··· MATERIAL SHOWN

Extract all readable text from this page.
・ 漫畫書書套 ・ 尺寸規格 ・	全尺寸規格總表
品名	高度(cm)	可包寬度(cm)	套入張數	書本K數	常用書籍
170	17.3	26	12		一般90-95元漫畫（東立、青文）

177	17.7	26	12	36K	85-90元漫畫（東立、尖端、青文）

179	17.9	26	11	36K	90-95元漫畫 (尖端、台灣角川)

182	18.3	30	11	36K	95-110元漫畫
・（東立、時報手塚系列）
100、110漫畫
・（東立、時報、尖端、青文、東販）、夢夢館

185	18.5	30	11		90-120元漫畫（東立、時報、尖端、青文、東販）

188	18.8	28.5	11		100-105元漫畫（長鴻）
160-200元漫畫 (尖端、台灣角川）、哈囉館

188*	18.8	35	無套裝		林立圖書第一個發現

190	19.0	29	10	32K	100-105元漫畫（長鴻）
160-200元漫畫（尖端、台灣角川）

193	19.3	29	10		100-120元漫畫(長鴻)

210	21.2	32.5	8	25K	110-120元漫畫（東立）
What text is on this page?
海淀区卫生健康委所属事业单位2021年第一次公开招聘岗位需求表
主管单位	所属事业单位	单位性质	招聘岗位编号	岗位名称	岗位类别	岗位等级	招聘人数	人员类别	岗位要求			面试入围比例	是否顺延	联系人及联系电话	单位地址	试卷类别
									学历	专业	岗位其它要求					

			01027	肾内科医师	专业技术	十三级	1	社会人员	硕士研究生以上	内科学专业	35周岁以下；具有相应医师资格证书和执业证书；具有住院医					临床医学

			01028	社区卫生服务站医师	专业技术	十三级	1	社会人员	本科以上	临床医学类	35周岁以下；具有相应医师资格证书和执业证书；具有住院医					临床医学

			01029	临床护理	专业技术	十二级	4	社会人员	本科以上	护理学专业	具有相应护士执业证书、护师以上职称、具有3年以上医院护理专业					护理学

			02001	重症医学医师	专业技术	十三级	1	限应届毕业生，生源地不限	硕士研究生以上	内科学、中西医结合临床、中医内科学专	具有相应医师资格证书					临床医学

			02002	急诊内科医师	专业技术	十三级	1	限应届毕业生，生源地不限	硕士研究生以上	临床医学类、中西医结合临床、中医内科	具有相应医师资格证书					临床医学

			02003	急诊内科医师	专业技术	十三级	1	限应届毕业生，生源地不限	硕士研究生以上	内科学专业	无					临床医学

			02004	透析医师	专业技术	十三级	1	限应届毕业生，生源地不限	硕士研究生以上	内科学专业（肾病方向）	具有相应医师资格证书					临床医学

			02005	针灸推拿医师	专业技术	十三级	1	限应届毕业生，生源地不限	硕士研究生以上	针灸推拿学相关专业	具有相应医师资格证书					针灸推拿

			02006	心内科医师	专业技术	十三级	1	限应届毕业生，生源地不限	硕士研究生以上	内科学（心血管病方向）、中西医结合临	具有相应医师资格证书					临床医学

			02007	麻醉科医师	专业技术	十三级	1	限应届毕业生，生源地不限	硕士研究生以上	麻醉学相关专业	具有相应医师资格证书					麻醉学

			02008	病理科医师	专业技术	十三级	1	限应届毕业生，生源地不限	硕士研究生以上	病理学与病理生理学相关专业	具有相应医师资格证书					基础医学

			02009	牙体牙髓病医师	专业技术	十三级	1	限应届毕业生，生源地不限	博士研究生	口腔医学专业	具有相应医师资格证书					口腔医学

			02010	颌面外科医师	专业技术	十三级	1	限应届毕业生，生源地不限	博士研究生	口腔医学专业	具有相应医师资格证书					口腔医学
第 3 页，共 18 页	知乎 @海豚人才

······

From the line containing "What text is on this page?" through the final line of the listing above, retype every line exactly; leave out everything else.

What text is on this page?
海淀区卫生健康委所属事业单位2021年第一次公开招聘岗位需求表
主管单位	所属事业单位	单位性质	招聘岗位编号	岗位名称	岗位类别	岗位等级	招聘人数	人员类别	岗位要求			面试入围比例	是否顺延	联系人及联系电话	单位地址	试卷类别
									学历	专业	岗位其它要求					

			01027	肾内科医师	专业技术	十三级	1	社会人员	硕士研究生以上	内科学专业	35周岁以下；具有相应医师资格证书和执业证书；具有住院医					临床医学

			01028	社区卫生服务站医师	专业技术	十三级	1	社会人员	本科以上	临床医学类	35周岁以下；具有相应医师资格证书和执业证书；具有住院医					临床医学

			01029	临床护理	专业技术	十二级	4	社会人员	本科以上	护理学专业	具有相应护士执业证书、护师以上职称、具有3年以上医院护理专业					护理学

			02001	重症医学医师	专业技术	十三级	1	限应届毕业生，生源地不限	硕士研究生以上	内科学、中西医结合临床、中医内科学专	具有相应医师资格证书					临床医学

			02002	急诊内科医师	专业技术	十三级	1	限应届毕业生，生源地不限	硕士研究生以上	临床医学类、中西医结合临床、中医内科	具有相应医师资格证书					临床医学

			02003	急诊内科医师	专业技术	十三级	1	限应届毕业生，生源地不限	硕士研究生以上	内科学专业	无					临床医学

			02004	透析医师	专业技术	十三级	1	限应届毕业生，生源地不限	硕士研究生以上	内科学专业（肾病方向）	具有相应医师资格证书					临床医学

			02005	针灸推拿医师	专业技术	十三级	1	限应届毕业生，生源地不限	硕士研究生以上	针灸推拿学相关专业	具有相应医师资格证书					针灸推拿

			02006	心内科医师	专业技术	十三级	1	限应届毕业生，生源地不限	硕士研究生以上	内科学（心血管病方向）、中西医结合临	具有相应医师资格证书					临床医学

			02007	麻醉科医师	专业技术	十三级	1	限应届毕业生，生源地不限	硕士研究生以上	麻醉学相关专业	具有相应医师资格证书					麻醉学

			02008	病理科医师	专业技术	十三级	1	限应届毕业生，生源地不限	硕士研究生以上	病理学与病理生理学相关专业	具有相应医师资格证书					基础医学

			02009	牙体牙髓病医师	专业技术	十三级	1	限应届毕业生，生源地不限	博士研究生	口腔医学专业	具有相应医师资格证书					口腔医学

			02010	颌面外科医师	专业技术	十三级	1	限应届毕业生，生源地不限	博士研究生	口腔医学专业	具有相应医师资格证书					口腔医学
第 3 页，共 18 页	知乎 @海豚人才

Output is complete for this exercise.